• **SELECTED EXCERPT**:
Content starts

Everyone is repeating it, posting it, running with it. I get it. But people just do not seem to understand how this works. I have been talking about this since March, honestly, I have. You can check the Dividing Line and my social media feeds. I am not a medical doctor—but I was department fellow in Anatomy and Physiology in college and was one of the top students. I can read technical papers. And I know about virology, infection vectors, and comorbidity factors. Let’s set the record straight.
As soon as sufficient data began to come out of especially Italy early on a trend appeared that has been consistent pretty much all around the world. Yes, yes, I agree that covid death reporting has been a mess, and, yes, I agree that it has been monetized (hospitals get more money if someone dies with a covid diagnosis than otherwise) and politicized. We may never have accurate numbers, and the numbers we have are most likely overblown. But laying that aside, an immediate fact that came to light was this: the average age of death seemed to track fairly closely, country by country, with the average life expectancy. Covid was not sending folks to eternity any earlier than all the rest of mankind’s ailments.

Content ends

[Stored dataset items]
Content starts

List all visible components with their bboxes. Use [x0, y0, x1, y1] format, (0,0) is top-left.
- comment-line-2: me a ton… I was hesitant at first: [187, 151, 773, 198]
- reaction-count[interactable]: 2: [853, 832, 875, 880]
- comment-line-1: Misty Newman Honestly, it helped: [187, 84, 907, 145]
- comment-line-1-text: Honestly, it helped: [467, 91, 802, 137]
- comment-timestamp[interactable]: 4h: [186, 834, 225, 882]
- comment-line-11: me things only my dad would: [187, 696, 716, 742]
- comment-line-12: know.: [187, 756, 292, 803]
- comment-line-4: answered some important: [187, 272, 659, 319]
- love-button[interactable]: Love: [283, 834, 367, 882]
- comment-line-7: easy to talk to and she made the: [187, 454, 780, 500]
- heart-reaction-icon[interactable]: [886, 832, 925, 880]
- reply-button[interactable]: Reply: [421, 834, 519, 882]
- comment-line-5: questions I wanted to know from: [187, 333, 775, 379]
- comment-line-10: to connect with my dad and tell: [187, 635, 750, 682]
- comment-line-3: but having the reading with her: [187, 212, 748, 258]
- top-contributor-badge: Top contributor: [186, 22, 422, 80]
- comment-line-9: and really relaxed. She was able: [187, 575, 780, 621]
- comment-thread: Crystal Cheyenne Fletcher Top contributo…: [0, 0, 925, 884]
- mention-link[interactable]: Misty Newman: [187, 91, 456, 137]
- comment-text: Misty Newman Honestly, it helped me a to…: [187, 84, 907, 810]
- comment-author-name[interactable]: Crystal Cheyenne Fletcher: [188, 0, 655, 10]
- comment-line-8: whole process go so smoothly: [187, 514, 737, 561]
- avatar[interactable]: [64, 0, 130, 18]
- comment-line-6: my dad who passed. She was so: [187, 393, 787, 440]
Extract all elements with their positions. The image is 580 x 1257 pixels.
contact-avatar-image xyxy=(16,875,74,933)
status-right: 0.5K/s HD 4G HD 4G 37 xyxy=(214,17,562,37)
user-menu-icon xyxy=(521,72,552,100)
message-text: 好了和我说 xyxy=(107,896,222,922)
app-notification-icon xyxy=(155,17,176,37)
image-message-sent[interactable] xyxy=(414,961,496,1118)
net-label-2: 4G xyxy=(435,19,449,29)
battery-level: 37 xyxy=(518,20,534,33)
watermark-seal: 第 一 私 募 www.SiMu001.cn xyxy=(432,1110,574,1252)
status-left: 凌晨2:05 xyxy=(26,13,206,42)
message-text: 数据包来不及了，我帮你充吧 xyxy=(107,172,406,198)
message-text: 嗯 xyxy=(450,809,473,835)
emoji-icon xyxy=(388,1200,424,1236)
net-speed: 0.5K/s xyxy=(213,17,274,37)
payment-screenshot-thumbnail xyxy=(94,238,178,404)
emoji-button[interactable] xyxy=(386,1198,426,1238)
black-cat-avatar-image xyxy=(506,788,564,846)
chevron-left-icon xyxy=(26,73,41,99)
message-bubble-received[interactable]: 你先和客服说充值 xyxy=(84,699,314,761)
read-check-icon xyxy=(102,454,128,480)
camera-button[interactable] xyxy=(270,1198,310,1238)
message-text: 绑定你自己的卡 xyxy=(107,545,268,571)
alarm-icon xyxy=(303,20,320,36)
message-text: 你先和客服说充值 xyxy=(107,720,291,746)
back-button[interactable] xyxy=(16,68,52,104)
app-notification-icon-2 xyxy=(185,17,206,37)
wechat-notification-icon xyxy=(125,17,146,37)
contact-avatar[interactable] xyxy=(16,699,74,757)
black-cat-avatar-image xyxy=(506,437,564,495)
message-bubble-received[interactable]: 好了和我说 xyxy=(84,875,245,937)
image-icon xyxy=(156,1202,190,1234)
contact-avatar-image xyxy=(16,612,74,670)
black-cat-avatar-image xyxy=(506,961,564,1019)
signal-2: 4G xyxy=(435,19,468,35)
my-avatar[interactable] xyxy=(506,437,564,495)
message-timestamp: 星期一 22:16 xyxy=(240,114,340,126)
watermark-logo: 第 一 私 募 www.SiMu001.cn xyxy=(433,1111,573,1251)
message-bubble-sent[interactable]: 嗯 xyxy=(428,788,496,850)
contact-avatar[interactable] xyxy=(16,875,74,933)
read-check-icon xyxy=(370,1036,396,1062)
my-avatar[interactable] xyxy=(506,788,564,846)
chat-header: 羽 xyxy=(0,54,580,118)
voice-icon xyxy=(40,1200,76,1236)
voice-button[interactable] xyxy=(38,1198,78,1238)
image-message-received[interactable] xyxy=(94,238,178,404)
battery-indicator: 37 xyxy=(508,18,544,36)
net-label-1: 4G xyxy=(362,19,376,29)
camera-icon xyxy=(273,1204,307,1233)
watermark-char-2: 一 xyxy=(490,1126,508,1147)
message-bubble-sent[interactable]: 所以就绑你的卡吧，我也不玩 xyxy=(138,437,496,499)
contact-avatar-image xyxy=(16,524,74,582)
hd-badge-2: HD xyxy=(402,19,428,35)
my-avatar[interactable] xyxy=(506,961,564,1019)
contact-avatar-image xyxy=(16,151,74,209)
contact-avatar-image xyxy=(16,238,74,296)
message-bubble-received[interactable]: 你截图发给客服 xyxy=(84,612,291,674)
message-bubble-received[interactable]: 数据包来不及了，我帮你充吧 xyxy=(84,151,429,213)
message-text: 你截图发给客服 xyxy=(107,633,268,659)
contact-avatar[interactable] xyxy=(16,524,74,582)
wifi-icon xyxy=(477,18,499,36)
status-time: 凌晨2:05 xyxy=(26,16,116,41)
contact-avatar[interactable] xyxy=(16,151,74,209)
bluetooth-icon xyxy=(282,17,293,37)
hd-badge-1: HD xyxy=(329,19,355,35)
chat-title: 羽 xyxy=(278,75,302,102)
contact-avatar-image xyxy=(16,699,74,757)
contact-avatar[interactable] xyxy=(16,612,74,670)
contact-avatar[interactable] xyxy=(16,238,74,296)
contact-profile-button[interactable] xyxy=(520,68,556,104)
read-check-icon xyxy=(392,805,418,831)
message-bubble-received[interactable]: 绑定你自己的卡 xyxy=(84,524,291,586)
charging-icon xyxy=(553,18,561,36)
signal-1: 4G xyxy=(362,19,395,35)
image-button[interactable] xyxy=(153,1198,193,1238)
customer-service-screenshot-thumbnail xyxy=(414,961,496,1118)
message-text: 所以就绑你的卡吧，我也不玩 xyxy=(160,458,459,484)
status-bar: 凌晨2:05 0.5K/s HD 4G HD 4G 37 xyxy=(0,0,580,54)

Content ends

• **YOUR TASKS**:
• 1. According to the passage on covid deaths, what position did the author hold in college?
• 2. Continue the passage on covid deaths from where it ends.

• **RESPONSES TO THE TASKS**:
• 1. Department fellow in Anatomy and Physiology.

• 2.
But along with this it was established early on that covid is an opportunistic virus. That is, it almost always requires “comorbidity factors” to take someone out. Hence, it has next to no meaningful impact below the age of 30, for example, since the vast majority of the young do not have such comorbidity factors. As we age we develop problems, and the more problems we develop the more dangerous covid becomes—just like so many other diseases that operate in the same fashion, introducing stresses and complications to the system that can cause death. The common cold can kill a person with chronic emphysema, for example. We saw early on that the numbers skyrocket for covid’s fatality rate in the presence of multiple such factors. The most recent study I saw said most people required between two and three such factors for covid to become highly fatal. This has been consistent from the start. Covid adds a high stress factor to people with emphysema or high blood pressure or, especially, obesity.
So there is absolutely positively NOTHING new about the headline, “CDC says 94% of covid deaths has other complicating factors,” or, to put it another way, only 6% of covid deaths were attributed solely to the virus without any other complicating factor. In fact, I tracked down a screenshot I took back in March, provided here, to prove my point. They had only 1% with no conditions at that time, all from mainly Italian sources. But the comorbidity issue has been known from the start.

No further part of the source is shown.